**Brief**. Your task is to copy every line of this material exactly.

** Start Entries supplied **

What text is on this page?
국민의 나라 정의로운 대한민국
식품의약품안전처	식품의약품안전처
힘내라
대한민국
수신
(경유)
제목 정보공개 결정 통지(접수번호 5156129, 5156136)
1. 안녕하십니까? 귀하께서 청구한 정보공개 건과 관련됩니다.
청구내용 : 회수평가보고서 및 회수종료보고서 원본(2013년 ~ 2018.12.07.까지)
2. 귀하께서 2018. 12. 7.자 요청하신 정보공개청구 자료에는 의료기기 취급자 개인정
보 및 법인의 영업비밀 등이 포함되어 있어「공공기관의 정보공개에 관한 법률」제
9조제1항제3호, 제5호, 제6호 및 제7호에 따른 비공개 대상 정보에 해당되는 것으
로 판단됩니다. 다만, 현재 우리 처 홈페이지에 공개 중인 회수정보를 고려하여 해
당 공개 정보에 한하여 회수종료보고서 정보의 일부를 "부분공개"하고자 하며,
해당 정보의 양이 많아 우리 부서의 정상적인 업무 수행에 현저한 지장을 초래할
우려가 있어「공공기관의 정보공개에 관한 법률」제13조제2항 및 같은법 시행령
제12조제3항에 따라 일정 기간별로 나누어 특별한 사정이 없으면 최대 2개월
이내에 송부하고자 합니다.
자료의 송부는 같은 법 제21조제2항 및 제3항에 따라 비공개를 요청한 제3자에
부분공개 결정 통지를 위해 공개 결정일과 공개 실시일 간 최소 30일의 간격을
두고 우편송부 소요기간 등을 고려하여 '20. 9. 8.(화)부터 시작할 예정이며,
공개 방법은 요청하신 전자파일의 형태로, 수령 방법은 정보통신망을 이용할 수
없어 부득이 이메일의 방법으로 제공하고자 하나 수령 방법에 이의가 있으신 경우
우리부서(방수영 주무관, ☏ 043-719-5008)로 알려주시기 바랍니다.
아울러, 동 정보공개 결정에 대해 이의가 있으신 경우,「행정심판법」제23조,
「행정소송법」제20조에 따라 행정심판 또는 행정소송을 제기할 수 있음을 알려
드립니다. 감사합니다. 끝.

** End Entries supplied **

**Output below**.
What text is on this page?
국민의 나라 정의로운 대한민국
식품의약품안전처	식품의약품안전처
힘내라
대한민국
수신
(경유)
제목 정보공개 결정 통지(접수번호 5156129, 5156136)
1. 안녕하십니까? 귀하께서 청구한 정보공개 건과 관련됩니다.
청구내용 : 회수평가보고서 및 회수종료보고서 원본(2013년 ~ 2018.12.07.까지)
2. 귀하께서 2018. 12. 7.자 요청하신 정보공개청구 자료에는 의료기기 취급자 개인정
보 및 법인의 영업비밀 등이 포함되어 있어「공공기관의 정보공개에 관한 법률」제
9조제1항제3호, 제5호, 제6호 및 제7호에 따른 비공개 대상 정보에 해당되는 것으
로 판단됩니다. 다만, 현재 우리 처 홈페이지에 공개 중인 회수정보를 고려하여 해
당 공개 정보에 한하여 회수종료보고서 정보의 일부를 "부분공개"하고자 하며,
해당 정보의 양이 많아 우리 부서의 정상적인 업무 수행에 현저한 지장을 초래할
우려가 있어「공공기관의 정보공개에 관한 법률」제13조제2항 및 같은법 시행령
제12조제3항에 따라 일정 기간별로 나누어 특별한 사정이 없으면 최대 2개월
이내에 송부하고자 합니다.
자료의 송부는 같은 법 제21조제2항 및 제3항에 따라 비공개를 요청한 제3자에
부분공개 결정 통지를 위해 공개 결정일과 공개 실시일 간 최소 30일의 간격을
두고 우편송부 소요기간 등을 고려하여 '20. 9. 8.(화)부터 시작할 예정이며,
공개 방법은 요청하신 전자파일의 형태로, 수령 방법은 정보통신망을 이용할 수
없어 부득이 이메일의 방법으로 제공하고자 하나 수령 방법에 이의가 있으신 경우
우리부서(방수영 주무관, ☏ 043-719-5008)로 알려주시기 바랍니다.
아울러, 동 정보공개 결정에 대해 이의가 있으신 경우,「행정심판법」제23조,
「행정소송법」제20조에 따라 행정심판 또는 행정소송을 제기할 수 있음을 알려
드립니다. 감사합니다. 끝.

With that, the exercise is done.